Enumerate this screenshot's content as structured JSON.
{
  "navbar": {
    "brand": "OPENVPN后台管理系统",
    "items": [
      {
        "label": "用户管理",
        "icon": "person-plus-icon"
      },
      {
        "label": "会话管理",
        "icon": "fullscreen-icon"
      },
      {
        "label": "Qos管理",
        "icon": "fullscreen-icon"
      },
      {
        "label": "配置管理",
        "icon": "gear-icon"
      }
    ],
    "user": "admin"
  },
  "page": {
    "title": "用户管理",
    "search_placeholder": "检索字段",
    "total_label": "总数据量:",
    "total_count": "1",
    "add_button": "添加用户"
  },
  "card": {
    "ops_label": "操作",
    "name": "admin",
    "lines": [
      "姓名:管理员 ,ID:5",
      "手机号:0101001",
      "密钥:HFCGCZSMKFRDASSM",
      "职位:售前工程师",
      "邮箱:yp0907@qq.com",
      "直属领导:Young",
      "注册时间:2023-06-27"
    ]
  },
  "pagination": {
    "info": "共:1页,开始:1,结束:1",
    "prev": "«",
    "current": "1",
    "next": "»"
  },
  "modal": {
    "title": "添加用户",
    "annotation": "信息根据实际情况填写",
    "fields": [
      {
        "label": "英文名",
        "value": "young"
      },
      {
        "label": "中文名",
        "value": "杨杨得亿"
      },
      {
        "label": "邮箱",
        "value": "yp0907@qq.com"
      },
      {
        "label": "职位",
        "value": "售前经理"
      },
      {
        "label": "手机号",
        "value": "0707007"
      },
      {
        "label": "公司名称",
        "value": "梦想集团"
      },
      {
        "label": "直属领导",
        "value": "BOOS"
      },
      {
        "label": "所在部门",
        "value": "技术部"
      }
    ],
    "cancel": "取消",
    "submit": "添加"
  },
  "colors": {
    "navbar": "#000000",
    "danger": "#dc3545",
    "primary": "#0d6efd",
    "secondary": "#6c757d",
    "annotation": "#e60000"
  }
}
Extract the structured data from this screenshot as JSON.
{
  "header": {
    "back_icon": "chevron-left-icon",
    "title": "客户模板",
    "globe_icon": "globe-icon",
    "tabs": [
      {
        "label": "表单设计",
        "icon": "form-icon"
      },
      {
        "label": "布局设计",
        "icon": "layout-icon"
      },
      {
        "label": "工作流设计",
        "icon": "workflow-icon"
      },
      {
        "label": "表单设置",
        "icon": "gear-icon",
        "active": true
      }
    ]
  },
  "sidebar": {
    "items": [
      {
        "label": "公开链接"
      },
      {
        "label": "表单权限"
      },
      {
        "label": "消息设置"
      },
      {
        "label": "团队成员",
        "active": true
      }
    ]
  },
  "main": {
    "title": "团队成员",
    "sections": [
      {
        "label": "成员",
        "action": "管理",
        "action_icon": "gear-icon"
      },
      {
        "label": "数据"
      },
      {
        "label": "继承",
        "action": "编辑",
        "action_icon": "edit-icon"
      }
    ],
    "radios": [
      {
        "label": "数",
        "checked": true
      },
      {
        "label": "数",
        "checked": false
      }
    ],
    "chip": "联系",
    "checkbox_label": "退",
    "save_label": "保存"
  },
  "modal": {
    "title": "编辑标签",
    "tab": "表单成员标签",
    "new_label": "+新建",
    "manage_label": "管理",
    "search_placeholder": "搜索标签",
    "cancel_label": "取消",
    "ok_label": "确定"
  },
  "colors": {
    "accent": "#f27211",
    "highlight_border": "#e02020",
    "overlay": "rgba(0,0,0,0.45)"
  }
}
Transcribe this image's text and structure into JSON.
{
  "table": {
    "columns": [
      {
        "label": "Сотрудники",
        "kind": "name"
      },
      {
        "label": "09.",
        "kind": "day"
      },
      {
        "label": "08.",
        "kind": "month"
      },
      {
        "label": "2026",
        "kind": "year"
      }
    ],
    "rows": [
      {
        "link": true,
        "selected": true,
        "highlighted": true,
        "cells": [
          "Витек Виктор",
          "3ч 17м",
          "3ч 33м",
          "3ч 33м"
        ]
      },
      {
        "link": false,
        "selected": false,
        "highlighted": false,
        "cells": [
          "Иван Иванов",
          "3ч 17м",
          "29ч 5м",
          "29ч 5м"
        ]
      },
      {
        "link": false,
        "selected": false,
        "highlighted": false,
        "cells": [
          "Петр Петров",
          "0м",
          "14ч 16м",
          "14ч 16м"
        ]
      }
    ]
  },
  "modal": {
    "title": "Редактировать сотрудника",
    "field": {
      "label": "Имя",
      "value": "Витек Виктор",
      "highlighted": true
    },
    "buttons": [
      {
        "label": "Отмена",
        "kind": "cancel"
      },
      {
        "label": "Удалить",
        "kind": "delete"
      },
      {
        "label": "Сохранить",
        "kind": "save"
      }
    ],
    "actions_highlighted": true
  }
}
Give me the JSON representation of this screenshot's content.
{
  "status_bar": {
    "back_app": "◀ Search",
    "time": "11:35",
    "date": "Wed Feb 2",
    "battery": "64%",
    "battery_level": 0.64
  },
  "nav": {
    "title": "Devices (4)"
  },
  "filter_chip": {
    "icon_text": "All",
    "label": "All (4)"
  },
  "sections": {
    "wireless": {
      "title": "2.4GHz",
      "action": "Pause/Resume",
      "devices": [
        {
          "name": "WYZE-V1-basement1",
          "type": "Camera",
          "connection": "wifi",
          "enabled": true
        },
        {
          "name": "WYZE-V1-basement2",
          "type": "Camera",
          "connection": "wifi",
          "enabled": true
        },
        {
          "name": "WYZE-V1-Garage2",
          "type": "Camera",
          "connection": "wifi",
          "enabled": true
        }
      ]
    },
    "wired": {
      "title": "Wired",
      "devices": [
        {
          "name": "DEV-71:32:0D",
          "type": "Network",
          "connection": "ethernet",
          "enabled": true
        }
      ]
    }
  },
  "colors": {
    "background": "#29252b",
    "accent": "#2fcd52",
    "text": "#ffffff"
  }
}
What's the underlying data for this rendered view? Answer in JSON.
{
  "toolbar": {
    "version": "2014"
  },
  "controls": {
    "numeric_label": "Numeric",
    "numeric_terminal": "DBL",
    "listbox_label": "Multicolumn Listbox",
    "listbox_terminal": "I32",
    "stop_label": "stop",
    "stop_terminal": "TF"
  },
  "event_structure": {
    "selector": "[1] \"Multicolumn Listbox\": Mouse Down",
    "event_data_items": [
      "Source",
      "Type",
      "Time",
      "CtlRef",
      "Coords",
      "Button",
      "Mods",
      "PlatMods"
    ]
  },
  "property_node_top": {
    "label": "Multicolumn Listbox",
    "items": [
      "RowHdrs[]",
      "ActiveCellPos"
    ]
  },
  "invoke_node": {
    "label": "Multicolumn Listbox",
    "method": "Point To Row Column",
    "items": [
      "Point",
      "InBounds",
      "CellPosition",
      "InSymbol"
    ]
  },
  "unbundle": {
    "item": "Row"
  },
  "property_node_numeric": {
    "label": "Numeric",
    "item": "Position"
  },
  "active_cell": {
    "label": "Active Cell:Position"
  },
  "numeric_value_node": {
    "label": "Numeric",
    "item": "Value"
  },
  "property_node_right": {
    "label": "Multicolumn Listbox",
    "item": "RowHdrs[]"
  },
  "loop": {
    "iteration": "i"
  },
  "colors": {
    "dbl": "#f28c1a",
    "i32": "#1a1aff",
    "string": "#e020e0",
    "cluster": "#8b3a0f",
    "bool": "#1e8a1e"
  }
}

• **Task objective**
Extract every line above containing the word "content".

• **Reply**
Enumerate this screenshot's content as structured JSON.
Give me the JSON representation of this screenshot's content.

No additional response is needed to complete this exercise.